** BEGIN **
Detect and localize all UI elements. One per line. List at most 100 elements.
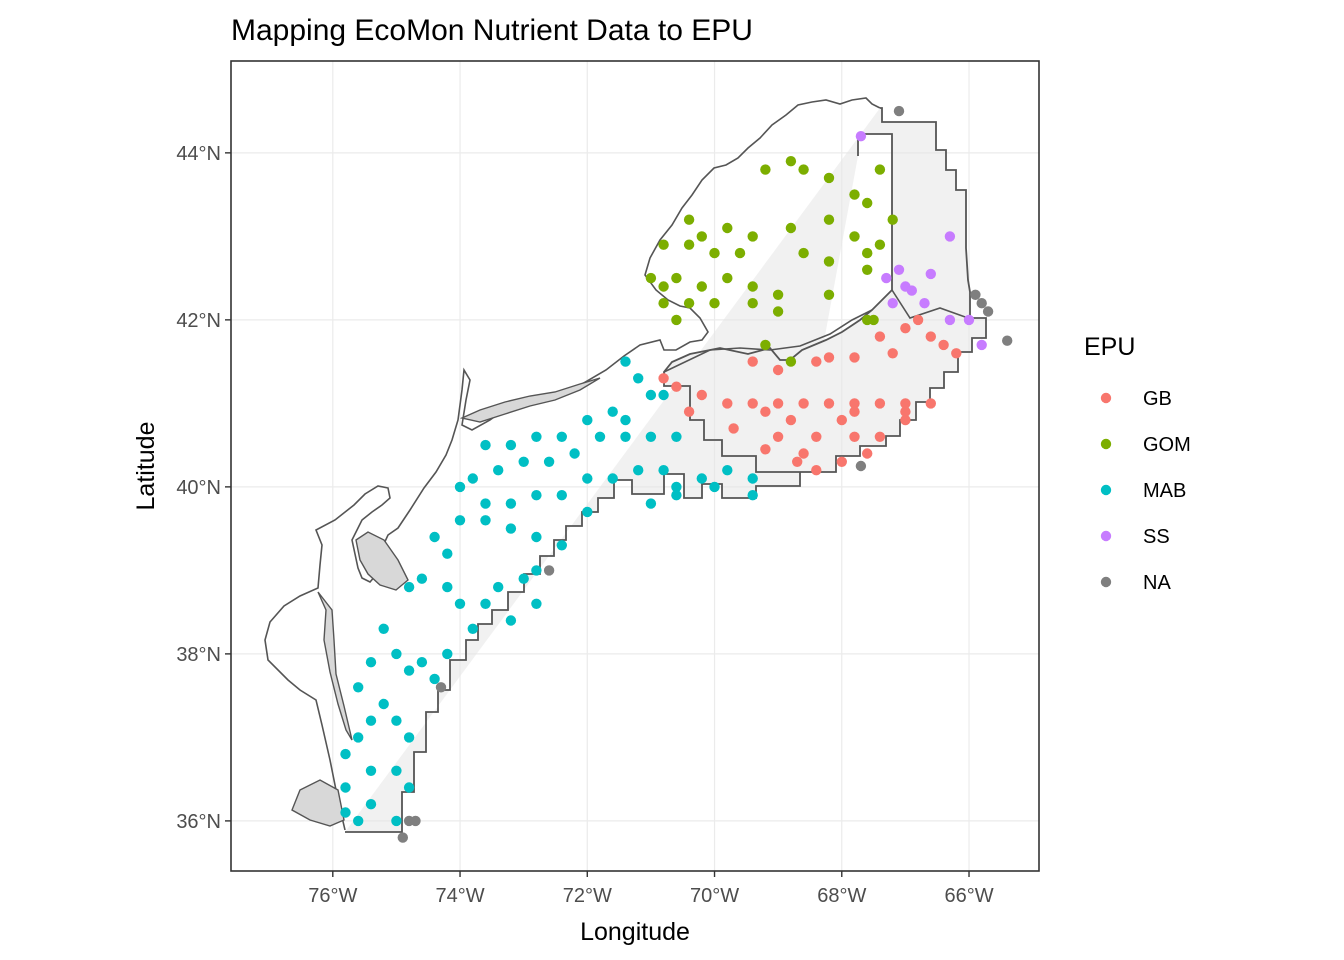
data-point-mab <box>365 799 377 810</box>
data-point-mab <box>696 473 707 484</box>
data-point-mab <box>747 473 758 484</box>
data-point-mab <box>620 356 631 367</box>
gb-region-boundary <box>663 309 873 373</box>
data-point-gom <box>874 164 886 175</box>
data-point-gb <box>747 398 758 409</box>
data-point-ss <box>887 298 898 309</box>
data-point-gom <box>874 239 886 250</box>
data-point-mab <box>353 815 364 827</box>
data-point-mab <box>645 431 657 442</box>
data-point-gom <box>747 281 758 292</box>
data-point-gom <box>798 247 809 259</box>
legend-label: MAB <box>1143 480 1186 502</box>
chesapeake-bay <box>317 591 353 741</box>
data-point-gom <box>683 298 695 309</box>
data-point-mab <box>505 439 517 451</box>
data-point-gb <box>772 364 784 376</box>
data-point-mab <box>403 581 415 593</box>
data-point-mab <box>480 515 491 526</box>
data-point-mab <box>454 515 466 526</box>
data-point-gom <box>709 298 720 309</box>
data-point-gb <box>951 348 962 359</box>
plot-panel <box>230 60 1040 872</box>
data-point-mab <box>645 498 657 509</box>
x-tick-label: 72°W <box>563 885 612 907</box>
data-point-gom <box>722 222 733 234</box>
data-point-na <box>543 565 555 576</box>
data-point-mab <box>505 523 517 534</box>
x-tick-label: 66°W <box>944 885 993 907</box>
data-point-mab <box>480 598 491 609</box>
data-point-mab <box>722 465 733 476</box>
data-point-mab <box>391 648 402 660</box>
data-point-mab <box>442 548 453 559</box>
data-point-ss <box>944 231 956 242</box>
data-point-gb <box>836 456 847 467</box>
data-point-mab <box>365 657 377 668</box>
x-tick-label: 76°W <box>308 885 357 907</box>
data-point-na <box>1002 335 1013 346</box>
data-point-mab <box>403 665 415 676</box>
data-point-mab <box>569 448 580 459</box>
legend-item-mab: MAB <box>1100 480 1186 502</box>
data-point-gb <box>849 431 860 442</box>
data-point-ss <box>893 264 905 275</box>
data-point-gom <box>722 272 733 284</box>
data-point-mab <box>671 431 682 442</box>
data-point-mab <box>620 414 631 426</box>
data-point-gom <box>671 272 682 284</box>
data-point-gb <box>823 352 835 363</box>
data-point-gom <box>849 231 860 242</box>
data-point-gom <box>823 289 835 300</box>
data-point-mab <box>403 782 415 793</box>
data-point-na <box>982 306 994 317</box>
delaware-bay <box>355 531 409 591</box>
data-point-gb <box>862 448 873 459</box>
data-point-mab <box>378 698 389 710</box>
coastline-layer <box>264 97 881 831</box>
data-point-gom <box>862 247 873 259</box>
data-point-gom <box>696 231 707 242</box>
x-axis: 76°W 74°W 72°W 70°W 68°W 66°W <box>308 871 994 907</box>
data-point-gom <box>785 356 797 367</box>
data-point-mab <box>582 473 593 484</box>
data-point-gom <box>785 156 797 167</box>
data-point-mab <box>429 673 440 685</box>
data-point-na <box>976 298 987 309</box>
data-point-mab <box>505 615 517 626</box>
data-point-ss <box>976 339 987 351</box>
data-point-mab <box>365 715 377 726</box>
data-point-mab <box>391 815 402 827</box>
long-island <box>459 377 601 423</box>
data-point-gom <box>760 339 771 351</box>
data-point-gom <box>645 272 657 284</box>
data-point-mab <box>378 623 389 634</box>
data-point-mab <box>633 373 644 384</box>
data-point-gb <box>722 398 733 409</box>
legend-items: GB GOM MAB SS NA <box>1100 388 1191 594</box>
series-gb <box>658 314 962 476</box>
data-point-gom <box>683 239 695 250</box>
data-point-na <box>410 815 421 827</box>
data-point-mab <box>480 498 491 509</box>
y-axis: 36°N 38°N 40°N 42°N 44°N <box>176 143 231 833</box>
legend-title: EPU <box>1084 333 1135 361</box>
legend-item-gom: GOM <box>1100 434 1191 456</box>
data-point-gom <box>658 239 669 250</box>
data-point-mab <box>671 481 682 493</box>
data-point-mab <box>671 490 682 501</box>
data-point-ss <box>963 314 975 326</box>
data-point-gom <box>785 222 797 234</box>
data-point-mab <box>607 406 618 417</box>
data-point-ss <box>855 131 867 142</box>
data-point-mab <box>505 498 517 509</box>
data-point-mab <box>594 431 606 442</box>
series-ss <box>855 131 987 351</box>
data-point-gb <box>772 398 784 409</box>
data-point-gom <box>862 264 873 275</box>
data-point-na <box>893 105 905 117</box>
data-point-gb <box>798 448 809 459</box>
legend-swatch <box>1100 484 1112 496</box>
data-point-mab <box>531 598 542 609</box>
series-mab <box>340 356 758 827</box>
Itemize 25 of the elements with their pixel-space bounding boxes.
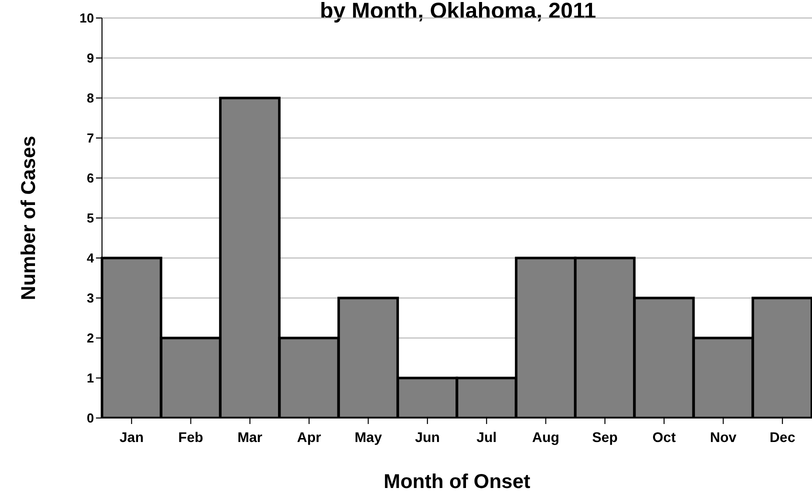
x-tick-label: Aug (532, 428, 560, 445)
x-tick-label: Feb (178, 428, 204, 445)
x-axis-title: Month of Onset (384, 471, 531, 493)
x-tick-label: Jun (414, 428, 440, 445)
x-tick-label: May (354, 428, 382, 445)
y-tick-label: 8 (86, 90, 94, 106)
x-tick-label: Oct (652, 428, 676, 445)
x-tick-label: Apr (297, 428, 322, 445)
x-tick-label: Jul (476, 428, 497, 445)
y-tick-label: 10 (80, 10, 94, 26)
y-tick-label: 6 (86, 170, 94, 186)
y-tick-label: 1 (86, 370, 94, 386)
y-tick-label: 0 (86, 410, 94, 426)
x-tick-label: Jan (120, 428, 144, 445)
x-tick-label: Mar (237, 428, 263, 445)
y-tick-label: 9 (86, 50, 94, 66)
y-tick-label: 3 (86, 290, 94, 306)
y-axis-title: Number of Cases (18, 136, 40, 300)
y-tick-label: 7 (86, 130, 94, 146)
y-tick-label: 4 (86, 250, 95, 266)
y-tick-label: 2 (86, 330, 94, 346)
x-tick-label: Sep (592, 428, 618, 445)
y-tick-label: 5 (86, 210, 94, 226)
x-tick-label: Dec (770, 428, 796, 445)
x-tick-label: Nov (710, 428, 737, 445)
** END **
*GIVEN INSTRUCTION*: Edit the lines from the line with "x-tick-label: Aug (532, 428, 560, 445)" to the line with "y-tick-label: 7 (86, 130, 94, 146)": write them out again with "Number of Cases" changed to "Count of Cases" and nothing else altered.

*TASK OUTPUT*:
x-tick-label: Aug (532, 428, 560, 445)
x-tick-label: Feb (178, 428, 204, 445)
x-axis-title: Month of Onset (384, 471, 531, 493)
x-tick-label: Jun (414, 428, 440, 445)
x-tick-label: May (354, 428, 382, 445)
y-tick-label: 8 (86, 90, 94, 106)
x-tick-label: Oct (652, 428, 676, 445)
x-tick-label: Apr (297, 428, 322, 445)
x-tick-label: Jul (476, 428, 497, 445)
y-tick-label: 10 (80, 10, 94, 26)
y-tick-label: 6 (86, 170, 94, 186)
y-tick-label: 1 (86, 370, 94, 386)
y-tick-label: 0 (86, 410, 94, 426)
x-tick-label: Jan (120, 428, 144, 445)
x-tick-label: Mar (237, 428, 263, 445)
y-tick-label: 9 (86, 50, 94, 66)
y-tick-label: 3 (86, 290, 94, 306)
y-axis-title: Count of Cases (18, 136, 40, 300)
y-tick-label: 7 (86, 130, 94, 146)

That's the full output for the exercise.